_REQUEST_. Images excluded, repeat each entry below exactly.

=======

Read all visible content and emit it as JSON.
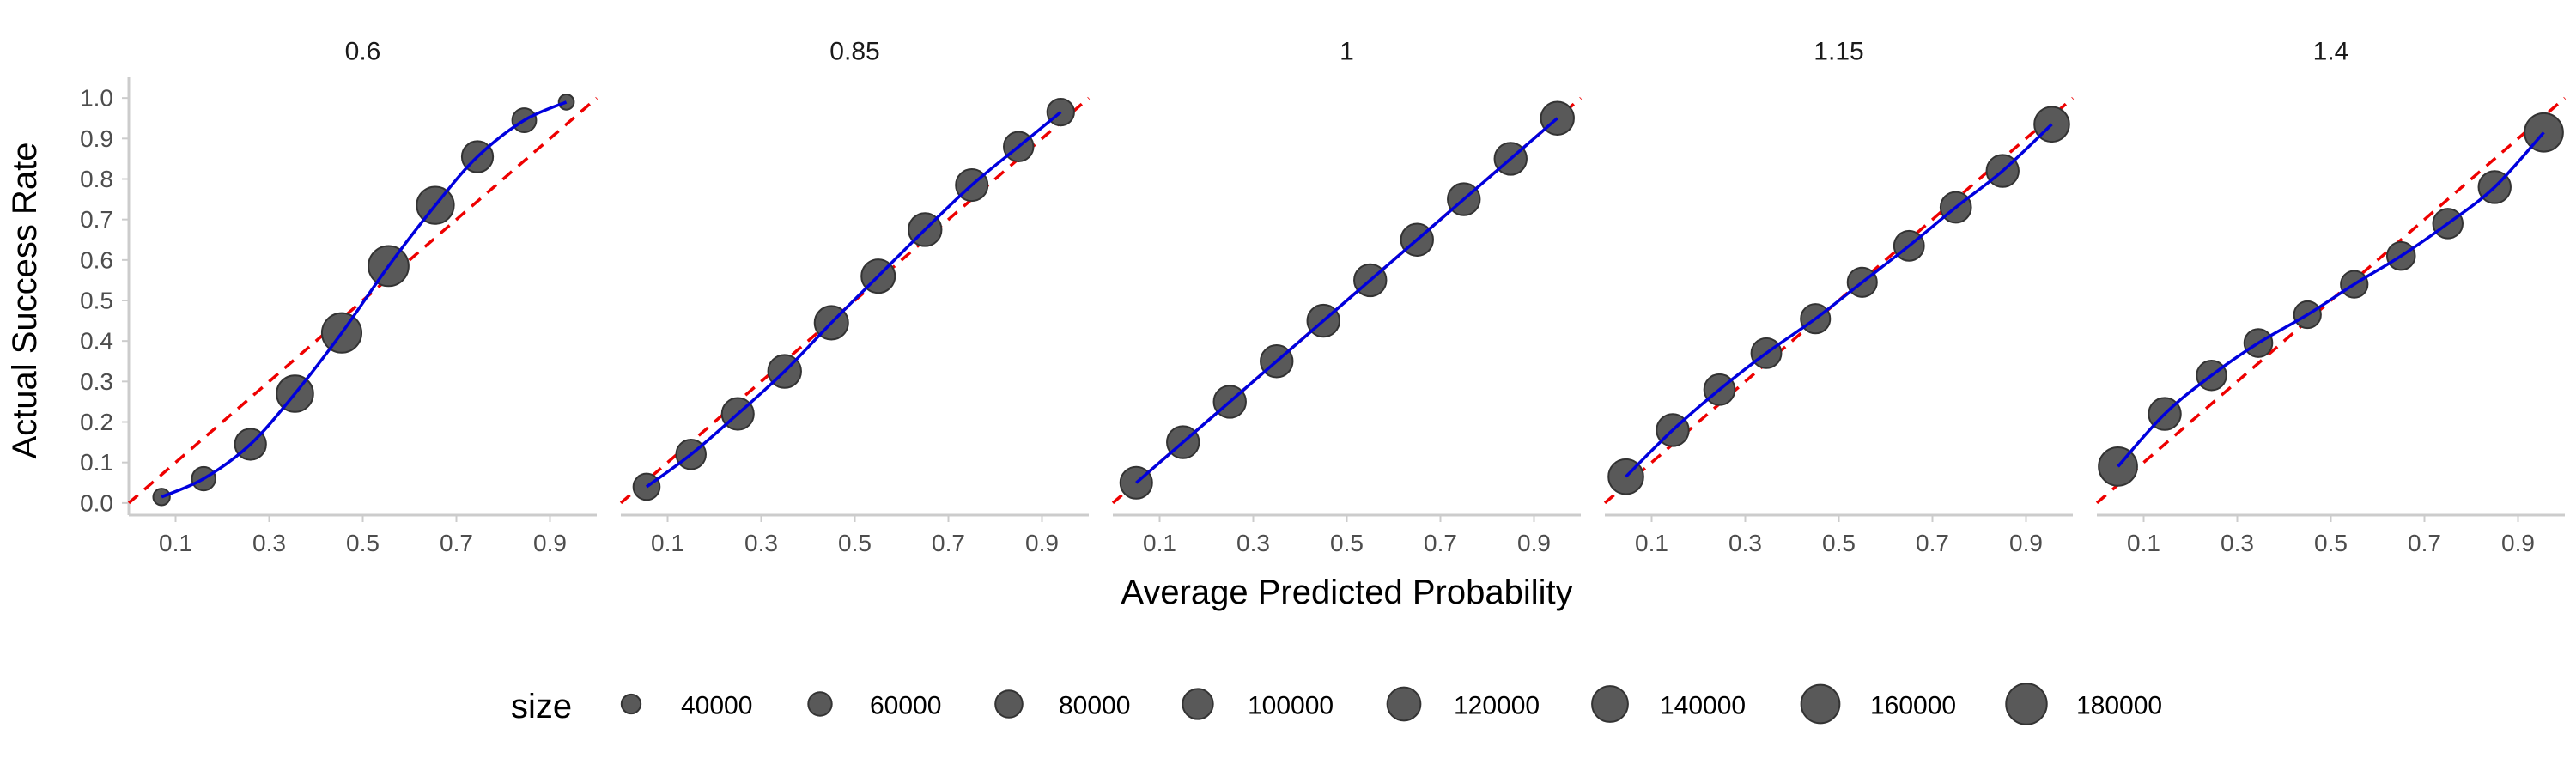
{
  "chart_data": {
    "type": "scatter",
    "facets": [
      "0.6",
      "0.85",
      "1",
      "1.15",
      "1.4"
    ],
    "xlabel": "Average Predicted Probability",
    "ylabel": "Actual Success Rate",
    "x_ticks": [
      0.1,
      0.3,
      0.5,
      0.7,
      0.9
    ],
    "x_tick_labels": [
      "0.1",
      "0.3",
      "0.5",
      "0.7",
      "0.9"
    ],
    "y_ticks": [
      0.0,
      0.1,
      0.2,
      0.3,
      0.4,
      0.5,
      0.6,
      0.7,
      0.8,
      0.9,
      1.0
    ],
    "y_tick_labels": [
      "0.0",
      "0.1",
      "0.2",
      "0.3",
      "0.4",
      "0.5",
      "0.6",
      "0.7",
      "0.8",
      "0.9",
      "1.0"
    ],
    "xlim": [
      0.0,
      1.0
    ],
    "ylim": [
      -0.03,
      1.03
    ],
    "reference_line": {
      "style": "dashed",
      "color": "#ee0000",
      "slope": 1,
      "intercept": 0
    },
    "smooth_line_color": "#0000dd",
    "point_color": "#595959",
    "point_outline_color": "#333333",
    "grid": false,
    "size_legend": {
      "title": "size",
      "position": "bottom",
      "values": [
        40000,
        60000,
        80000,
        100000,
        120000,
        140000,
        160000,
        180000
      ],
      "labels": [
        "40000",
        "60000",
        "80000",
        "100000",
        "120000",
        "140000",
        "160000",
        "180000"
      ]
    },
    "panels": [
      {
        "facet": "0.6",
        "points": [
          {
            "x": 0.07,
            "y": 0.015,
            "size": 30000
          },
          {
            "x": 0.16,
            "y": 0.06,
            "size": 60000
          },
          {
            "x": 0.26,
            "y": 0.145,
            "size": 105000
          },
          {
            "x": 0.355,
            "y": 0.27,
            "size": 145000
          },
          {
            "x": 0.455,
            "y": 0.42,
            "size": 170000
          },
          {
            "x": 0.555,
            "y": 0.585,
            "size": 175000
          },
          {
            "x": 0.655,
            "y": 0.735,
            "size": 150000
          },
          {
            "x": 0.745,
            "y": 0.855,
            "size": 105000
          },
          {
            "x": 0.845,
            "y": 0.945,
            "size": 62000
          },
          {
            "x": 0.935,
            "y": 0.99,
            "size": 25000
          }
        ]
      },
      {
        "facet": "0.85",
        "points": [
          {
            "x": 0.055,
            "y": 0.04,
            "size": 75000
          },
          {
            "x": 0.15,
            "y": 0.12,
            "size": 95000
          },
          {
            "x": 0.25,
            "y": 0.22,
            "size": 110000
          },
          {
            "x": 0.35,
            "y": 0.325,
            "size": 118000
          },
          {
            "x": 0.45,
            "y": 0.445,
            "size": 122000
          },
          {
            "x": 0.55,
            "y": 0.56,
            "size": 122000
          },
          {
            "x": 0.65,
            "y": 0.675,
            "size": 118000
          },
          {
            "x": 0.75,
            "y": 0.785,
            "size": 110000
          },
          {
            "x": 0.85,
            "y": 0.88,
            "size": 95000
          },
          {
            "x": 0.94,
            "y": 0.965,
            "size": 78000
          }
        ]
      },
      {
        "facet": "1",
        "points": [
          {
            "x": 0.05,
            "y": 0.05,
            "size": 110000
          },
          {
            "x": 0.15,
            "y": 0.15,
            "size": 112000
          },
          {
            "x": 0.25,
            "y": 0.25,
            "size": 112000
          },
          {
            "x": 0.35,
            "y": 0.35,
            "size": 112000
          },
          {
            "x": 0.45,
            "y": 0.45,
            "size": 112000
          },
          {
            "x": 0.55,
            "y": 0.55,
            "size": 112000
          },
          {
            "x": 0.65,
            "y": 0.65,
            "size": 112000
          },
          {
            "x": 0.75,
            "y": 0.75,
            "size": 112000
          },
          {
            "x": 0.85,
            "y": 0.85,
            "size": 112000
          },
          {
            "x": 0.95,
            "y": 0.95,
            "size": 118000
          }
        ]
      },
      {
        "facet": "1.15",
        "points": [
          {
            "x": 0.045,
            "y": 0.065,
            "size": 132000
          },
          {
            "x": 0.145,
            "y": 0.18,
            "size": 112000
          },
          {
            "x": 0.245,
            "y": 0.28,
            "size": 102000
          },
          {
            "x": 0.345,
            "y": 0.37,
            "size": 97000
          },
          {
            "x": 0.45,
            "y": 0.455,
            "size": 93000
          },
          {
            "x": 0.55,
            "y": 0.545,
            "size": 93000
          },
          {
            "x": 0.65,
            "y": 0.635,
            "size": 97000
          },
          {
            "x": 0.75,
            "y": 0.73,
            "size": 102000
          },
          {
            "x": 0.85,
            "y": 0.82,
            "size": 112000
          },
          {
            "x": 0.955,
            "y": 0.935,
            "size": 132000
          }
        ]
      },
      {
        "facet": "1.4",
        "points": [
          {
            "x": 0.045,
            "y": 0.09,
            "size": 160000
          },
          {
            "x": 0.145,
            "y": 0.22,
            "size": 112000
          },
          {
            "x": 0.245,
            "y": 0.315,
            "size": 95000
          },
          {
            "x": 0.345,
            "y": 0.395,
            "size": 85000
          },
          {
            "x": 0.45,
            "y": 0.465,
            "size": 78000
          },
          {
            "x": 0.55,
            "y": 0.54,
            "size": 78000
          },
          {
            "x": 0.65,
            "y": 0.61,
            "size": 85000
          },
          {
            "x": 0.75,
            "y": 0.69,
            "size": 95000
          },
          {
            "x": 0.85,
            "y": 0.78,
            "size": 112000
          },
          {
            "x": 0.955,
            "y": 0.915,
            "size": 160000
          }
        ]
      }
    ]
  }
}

=======

_THE ANSWER_.
Read all visible content and emit it as JSON.
{
  "chart_data": {
    "type": "scatter",
    "facets": [
      "0.6",
      "0.85",
      "1",
      "1.15",
      "1.4"
    ],
    "xlabel": "Average Predicted Probability",
    "ylabel": "Actual Success Rate",
    "x_ticks": [
      0.1,
      0.3,
      0.5,
      0.7,
      0.9
    ],
    "x_tick_labels": [
      "0.1",
      "0.3",
      "0.5",
      "0.7",
      "0.9"
    ],
    "y_ticks": [
      0.0,
      0.1,
      0.2,
      0.3,
      0.4,
      0.5,
      0.6,
      0.7,
      0.8,
      0.9,
      1.0
    ],
    "y_tick_labels": [
      "0.0",
      "0.1",
      "0.2",
      "0.3",
      "0.4",
      "0.5",
      "0.6",
      "0.7",
      "0.8",
      "0.9",
      "1.0"
    ],
    "xlim": [
      0.0,
      1.0
    ],
    "ylim": [
      -0.03,
      1.03
    ],
    "reference_line": {
      "style": "dashed",
      "color": "#ee0000",
      "slope": 1,
      "intercept": 0
    },
    "smooth_line_color": "#0000dd",
    "point_color": "#595959",
    "point_outline_color": "#333333",
    "grid": false,
    "size_legend": {
      "title": "size",
      "position": "bottom",
      "values": [
        40000,
        60000,
        80000,
        100000,
        120000,
        140000,
        160000,
        180000
      ],
      "labels": [
        "40000",
        "60000",
        "80000",
        "100000",
        "120000",
        "140000",
        "160000",
        "180000"
      ]
    },
    "panels": [
      {
        "facet": "0.6",
        "points": [
          {
            "x": 0.07,
            "y": 0.015,
            "size": 30000
          },
          {
            "x": 0.16,
            "y": 0.06,
            "size": 60000
          },
          {
            "x": 0.26,
            "y": 0.145,
            "size": 105000
          },
          {
            "x": 0.355,
            "y": 0.27,
            "size": 145000
          },
          {
            "x": 0.455,
            "y": 0.42,
            "size": 170000
          },
          {
            "x": 0.555,
            "y": 0.585,
            "size": 175000
          },
          {
            "x": 0.655,
            "y": 0.735,
            "size": 150000
          },
          {
            "x": 0.745,
            "y": 0.855,
            "size": 105000
          },
          {
            "x": 0.845,
            "y": 0.945,
            "size": 62000
          },
          {
            "x": 0.935,
            "y": 0.99,
            "size": 25000
          }
        ]
      },
      {
        "facet": "0.85",
        "points": [
          {
            "x": 0.055,
            "y": 0.04,
            "size": 75000
          },
          {
            "x": 0.15,
            "y": 0.12,
            "size": 95000
          },
          {
            "x": 0.25,
            "y": 0.22,
            "size": 110000
          },
          {
            "x": 0.35,
            "y": 0.325,
            "size": 118000
          },
          {
            "x": 0.45,
            "y": 0.445,
            "size": 122000
          },
          {
            "x": 0.55,
            "y": 0.56,
            "size": 122000
          },
          {
            "x": 0.65,
            "y": 0.675,
            "size": 118000
          },
          {
            "x": 0.75,
            "y": 0.785,
            "size": 110000
          },
          {
            "x": 0.85,
            "y": 0.88,
            "size": 95000
          },
          {
            "x": 0.94,
            "y": 0.965,
            "size": 78000
          }
        ]
      },
      {
        "facet": "1",
        "points": [
          {
            "x": 0.05,
            "y": 0.05,
            "size": 110000
          },
          {
            "x": 0.15,
            "y": 0.15,
            "size": 112000
          },
          {
            "x": 0.25,
            "y": 0.25,
            "size": 112000
          },
          {
            "x": 0.35,
            "y": 0.35,
            "size": 112000
          },
          {
            "x": 0.45,
            "y": 0.45,
            "size": 112000
          },
          {
            "x": 0.55,
            "y": 0.55,
            "size": 112000
          },
          {
            "x": 0.65,
            "y": 0.65,
            "size": 112000
          },
          {
            "x": 0.75,
            "y": 0.75,
            "size": 112000
          },
          {
            "x": 0.85,
            "y": 0.85,
            "size": 112000
          },
          {
            "x": 0.95,
            "y": 0.95,
            "size": 118000
          }
        ]
      },
      {
        "facet": "1.15",
        "points": [
          {
            "x": 0.045,
            "y": 0.065,
            "size": 132000
          },
          {
            "x": 0.145,
            "y": 0.18,
            "size": 112000
          },
          {
            "x": 0.245,
            "y": 0.28,
            "size": 102000
          },
          {
            "x": 0.345,
            "y": 0.37,
            "size": 97000
          },
          {
            "x": 0.45,
            "y": 0.455,
            "size": 93000
          },
          {
            "x": 0.55,
            "y": 0.545,
            "size": 93000
          },
          {
            "x": 0.65,
            "y": 0.635,
            "size": 97000
          },
          {
            "x": 0.75,
            "y": 0.73,
            "size": 102000
          },
          {
            "x": 0.85,
            "y": 0.82,
            "size": 112000
          },
          {
            "x": 0.955,
            "y": 0.935,
            "size": 132000
          }
        ]
      },
      {
        "facet": "1.4",
        "points": [
          {
            "x": 0.045,
            "y": 0.09,
            "size": 160000
          },
          {
            "x": 0.145,
            "y": 0.22,
            "size": 112000
          },
          {
            "x": 0.245,
            "y": 0.315,
            "size": 95000
          },
          {
            "x": 0.345,
            "y": 0.395,
            "size": 85000
          },
          {
            "x": 0.45,
            "y": 0.465,
            "size": 78000
          },
          {
            "x": 0.55,
            "y": 0.54,
            "size": 78000
          },
          {
            "x": 0.65,
            "y": 0.61,
            "size": 85000
          },
          {
            "x": 0.75,
            "y": 0.69,
            "size": 95000
          },
          {
            "x": 0.85,
            "y": 0.78,
            "size": 112000
          },
          {
            "x": 0.955,
            "y": 0.915,
            "size": 160000
          }
        ]
      }
    ]
  }
}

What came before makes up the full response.